> _The records_:
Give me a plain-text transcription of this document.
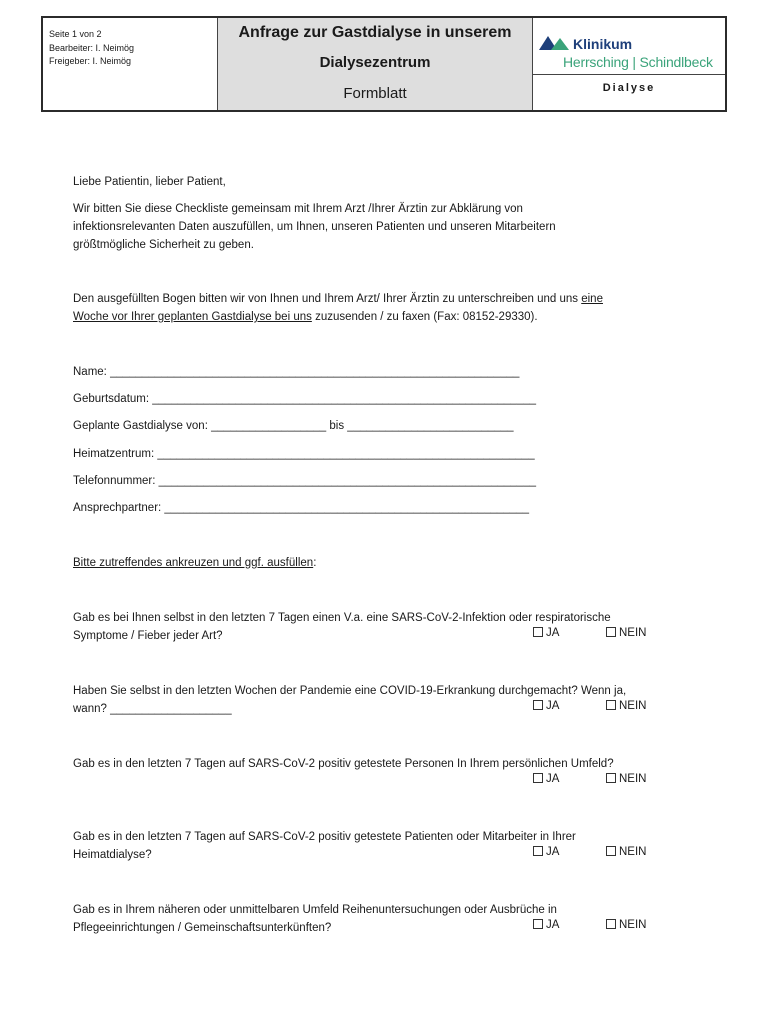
Seite 1 von 2
Bearbeiter: I. Neimög
Freigeber: I. Neimög
Anfrage zur Gastdialyse in unserem
Dialysezentrum
Formblatt
Klinikum
Herrsching | Schindlbeck
Dialyse
Liebe Patientin, lieber Patient,
Wir bitten Sie diese Checkliste gemeinsam mit Ihrem Arzt /Ihrer Ärztin zur Abklärung von
infektionsrelevanten Daten auszufüllen, um Ihnen, unseren Patienten und unseren Mitarbeitern
größtmögliche Sicherheit zu geben.
Den ausgefüllten Bogen bitten wir von Ihnen und Ihrem Arzt/ Ihrer Ärztin zu unterschreiben und uns eine
Woche vor Ihrer geplanten Gastdialyse bei uns zuzusenden / zu faxen (Fax: 08152-29330).
Name: ________________________________________________________________
Geburtsdatum: ____________________________________________________________
Geplante Gastdialyse von: __________________ bis __________________________
Heimatzentrum: ___________________________________________________________
Telefonnummer: ___________________________________________________________
Ansprechpartner: _________________________________________________________
Bitte zutreffendes ankreuzen und ggf. ausfüllen:
Gab es bei Ihnen selbst in den letzten 7 Tagen einen V.a. eine SARS-CoV-2-Infektion oder respiratorische
Symptome / Fieber jeder Art?	JA	NEIN
Haben Sie selbst in den letzten Wochen der Pandemie eine COVID-19-Erkrankung durchgemacht? Wenn ja,
wann? ___________________	JA	NEIN
Gab es in den letzten 7 Tagen auf SARS-CoV-2 positiv getestete Personen In Ihrem persönlichen Umfeld?
JA	NEIN
Gab es in den letzten 7 Tagen auf SARS-CoV-2 positiv getestete Patienten oder Mitarbeiter in Ihrer
Heimatdialyse?	JA	NEIN
Gab es in Ihrem näheren oder unmittelbaren Umfeld Reihenuntersuchungen oder Ausbrüche in
Pflegeeinrichtungen / Gemeinschaftsunterkünften?	JA	NEIN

> _Work to be completed_: Gather all lines from the listing above in which "Ärztin" occurs.

> _Response to this task_:
Wir bitten Sie diese Checkliste gemeinsam mit Ihrem Arzt /Ihrer Ärztin zur Abklärung von
Den ausgefüllten Bogen bitten wir von Ihnen und Ihrem Arzt/ Ihrer Ärztin zu unterschreiben und uns eine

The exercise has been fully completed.